Dataset records
---+---

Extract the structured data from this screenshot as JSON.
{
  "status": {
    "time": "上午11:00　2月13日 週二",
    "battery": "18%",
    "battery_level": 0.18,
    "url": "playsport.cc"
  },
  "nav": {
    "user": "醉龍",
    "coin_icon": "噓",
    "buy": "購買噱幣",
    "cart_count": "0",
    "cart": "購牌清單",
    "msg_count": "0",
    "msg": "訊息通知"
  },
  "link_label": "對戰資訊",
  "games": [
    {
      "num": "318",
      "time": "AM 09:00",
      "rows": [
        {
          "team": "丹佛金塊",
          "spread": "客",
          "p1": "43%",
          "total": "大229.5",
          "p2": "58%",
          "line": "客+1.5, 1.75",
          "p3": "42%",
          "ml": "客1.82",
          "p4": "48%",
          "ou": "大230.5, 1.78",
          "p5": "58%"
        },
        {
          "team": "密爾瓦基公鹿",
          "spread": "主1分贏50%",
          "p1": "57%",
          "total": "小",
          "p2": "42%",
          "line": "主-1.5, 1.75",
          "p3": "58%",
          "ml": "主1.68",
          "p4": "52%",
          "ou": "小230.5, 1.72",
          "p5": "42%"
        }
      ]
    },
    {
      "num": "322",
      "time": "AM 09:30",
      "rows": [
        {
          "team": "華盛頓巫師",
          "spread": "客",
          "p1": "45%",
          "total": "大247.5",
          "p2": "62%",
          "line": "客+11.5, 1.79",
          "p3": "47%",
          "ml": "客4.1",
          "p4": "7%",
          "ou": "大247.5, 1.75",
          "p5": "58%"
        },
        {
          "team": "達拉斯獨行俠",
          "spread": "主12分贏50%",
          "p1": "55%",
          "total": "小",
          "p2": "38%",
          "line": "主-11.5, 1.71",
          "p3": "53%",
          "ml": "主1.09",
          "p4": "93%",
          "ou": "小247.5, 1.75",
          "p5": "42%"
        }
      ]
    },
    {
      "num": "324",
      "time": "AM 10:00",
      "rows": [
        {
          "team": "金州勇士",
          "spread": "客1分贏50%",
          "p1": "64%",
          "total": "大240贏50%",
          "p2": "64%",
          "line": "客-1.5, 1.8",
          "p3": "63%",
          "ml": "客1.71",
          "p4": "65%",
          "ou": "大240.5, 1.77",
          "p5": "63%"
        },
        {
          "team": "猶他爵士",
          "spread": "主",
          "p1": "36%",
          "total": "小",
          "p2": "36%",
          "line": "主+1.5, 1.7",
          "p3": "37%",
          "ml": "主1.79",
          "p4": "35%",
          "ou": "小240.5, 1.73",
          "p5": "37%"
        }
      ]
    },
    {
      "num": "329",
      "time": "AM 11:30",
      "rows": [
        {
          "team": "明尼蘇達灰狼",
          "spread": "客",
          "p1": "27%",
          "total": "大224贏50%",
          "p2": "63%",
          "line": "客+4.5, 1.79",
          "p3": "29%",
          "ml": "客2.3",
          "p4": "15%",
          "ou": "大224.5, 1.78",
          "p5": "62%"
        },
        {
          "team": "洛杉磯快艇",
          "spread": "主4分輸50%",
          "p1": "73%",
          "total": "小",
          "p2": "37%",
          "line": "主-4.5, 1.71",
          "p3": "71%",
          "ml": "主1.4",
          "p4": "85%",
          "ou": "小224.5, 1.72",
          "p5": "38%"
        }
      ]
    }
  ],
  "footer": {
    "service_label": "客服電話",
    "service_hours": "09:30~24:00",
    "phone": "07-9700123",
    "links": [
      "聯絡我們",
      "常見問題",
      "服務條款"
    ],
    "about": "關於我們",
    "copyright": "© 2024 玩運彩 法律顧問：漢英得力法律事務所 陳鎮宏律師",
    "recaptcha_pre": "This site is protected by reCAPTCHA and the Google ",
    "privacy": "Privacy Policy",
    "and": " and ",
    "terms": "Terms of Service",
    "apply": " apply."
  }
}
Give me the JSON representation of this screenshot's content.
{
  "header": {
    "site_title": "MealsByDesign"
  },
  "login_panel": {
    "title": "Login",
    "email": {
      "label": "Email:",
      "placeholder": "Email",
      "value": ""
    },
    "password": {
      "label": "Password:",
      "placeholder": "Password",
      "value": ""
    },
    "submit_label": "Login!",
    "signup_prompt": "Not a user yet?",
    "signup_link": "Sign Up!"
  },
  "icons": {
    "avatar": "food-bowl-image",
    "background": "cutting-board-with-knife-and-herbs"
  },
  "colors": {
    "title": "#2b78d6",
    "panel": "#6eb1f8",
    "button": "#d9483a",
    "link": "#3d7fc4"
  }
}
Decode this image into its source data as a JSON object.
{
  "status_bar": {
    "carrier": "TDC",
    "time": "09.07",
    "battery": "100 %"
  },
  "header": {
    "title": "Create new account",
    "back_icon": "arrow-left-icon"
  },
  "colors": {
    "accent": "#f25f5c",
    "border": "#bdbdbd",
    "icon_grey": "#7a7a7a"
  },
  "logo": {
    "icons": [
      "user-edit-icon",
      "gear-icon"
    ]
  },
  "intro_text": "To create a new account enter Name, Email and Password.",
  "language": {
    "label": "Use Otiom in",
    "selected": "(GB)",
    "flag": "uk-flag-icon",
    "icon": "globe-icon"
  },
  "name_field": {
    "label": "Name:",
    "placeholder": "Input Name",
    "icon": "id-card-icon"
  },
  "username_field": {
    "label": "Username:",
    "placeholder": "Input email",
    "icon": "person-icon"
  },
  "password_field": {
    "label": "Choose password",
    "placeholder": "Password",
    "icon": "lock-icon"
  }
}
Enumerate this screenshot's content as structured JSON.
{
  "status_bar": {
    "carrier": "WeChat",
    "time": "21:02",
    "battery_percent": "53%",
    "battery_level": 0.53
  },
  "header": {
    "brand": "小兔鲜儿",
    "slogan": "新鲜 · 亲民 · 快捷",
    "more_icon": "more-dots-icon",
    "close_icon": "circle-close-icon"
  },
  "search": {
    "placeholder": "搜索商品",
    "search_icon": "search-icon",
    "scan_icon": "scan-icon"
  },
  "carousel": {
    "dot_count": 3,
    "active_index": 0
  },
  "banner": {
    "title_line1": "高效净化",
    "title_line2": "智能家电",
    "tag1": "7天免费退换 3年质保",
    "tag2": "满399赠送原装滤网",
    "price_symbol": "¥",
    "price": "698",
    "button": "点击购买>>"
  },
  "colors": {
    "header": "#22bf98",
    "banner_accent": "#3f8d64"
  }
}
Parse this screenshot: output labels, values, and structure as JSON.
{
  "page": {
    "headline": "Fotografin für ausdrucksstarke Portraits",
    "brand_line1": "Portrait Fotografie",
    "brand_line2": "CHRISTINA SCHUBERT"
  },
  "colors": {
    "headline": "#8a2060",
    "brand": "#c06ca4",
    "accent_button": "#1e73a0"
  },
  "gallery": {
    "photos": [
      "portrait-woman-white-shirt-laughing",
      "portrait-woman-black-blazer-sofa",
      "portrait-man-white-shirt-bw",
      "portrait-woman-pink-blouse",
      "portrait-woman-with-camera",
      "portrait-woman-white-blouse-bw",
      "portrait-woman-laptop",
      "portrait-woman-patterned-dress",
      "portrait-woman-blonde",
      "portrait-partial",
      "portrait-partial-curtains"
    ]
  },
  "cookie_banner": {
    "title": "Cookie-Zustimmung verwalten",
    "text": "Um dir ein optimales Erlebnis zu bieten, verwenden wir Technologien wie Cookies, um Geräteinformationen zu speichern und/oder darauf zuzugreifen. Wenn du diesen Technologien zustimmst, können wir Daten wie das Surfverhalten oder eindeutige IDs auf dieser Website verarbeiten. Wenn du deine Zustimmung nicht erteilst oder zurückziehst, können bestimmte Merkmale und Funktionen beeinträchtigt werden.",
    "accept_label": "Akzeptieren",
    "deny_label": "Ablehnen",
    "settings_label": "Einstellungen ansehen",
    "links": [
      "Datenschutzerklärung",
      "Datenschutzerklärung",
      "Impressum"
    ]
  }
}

---+---

- Set task -
Determine how many of the lines above hold the word "blouse", and output that number by itself.

- Solution -
2